> **What to do**
Report how many lines contain "用鞭子打". The answer is a single number.

-- START Records to use --

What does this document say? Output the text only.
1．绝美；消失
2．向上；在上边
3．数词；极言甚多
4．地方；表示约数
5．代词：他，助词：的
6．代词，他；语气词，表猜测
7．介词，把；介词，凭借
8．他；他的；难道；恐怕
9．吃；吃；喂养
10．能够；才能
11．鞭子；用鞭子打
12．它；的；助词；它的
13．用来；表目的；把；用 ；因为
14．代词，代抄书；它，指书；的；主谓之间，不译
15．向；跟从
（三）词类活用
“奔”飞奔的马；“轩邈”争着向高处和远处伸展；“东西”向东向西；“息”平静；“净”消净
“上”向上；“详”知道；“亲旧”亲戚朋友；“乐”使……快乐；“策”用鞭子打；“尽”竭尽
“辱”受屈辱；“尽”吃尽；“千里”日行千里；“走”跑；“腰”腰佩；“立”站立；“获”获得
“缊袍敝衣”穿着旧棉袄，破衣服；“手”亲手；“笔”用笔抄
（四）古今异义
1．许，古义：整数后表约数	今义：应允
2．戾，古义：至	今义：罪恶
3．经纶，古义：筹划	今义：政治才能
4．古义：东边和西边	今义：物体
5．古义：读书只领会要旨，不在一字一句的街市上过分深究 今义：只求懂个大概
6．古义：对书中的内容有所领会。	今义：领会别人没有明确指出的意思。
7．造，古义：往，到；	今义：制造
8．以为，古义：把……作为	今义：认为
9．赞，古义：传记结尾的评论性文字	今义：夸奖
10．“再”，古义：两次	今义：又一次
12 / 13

-- END Records to use --

> **Solution to this exercise**
2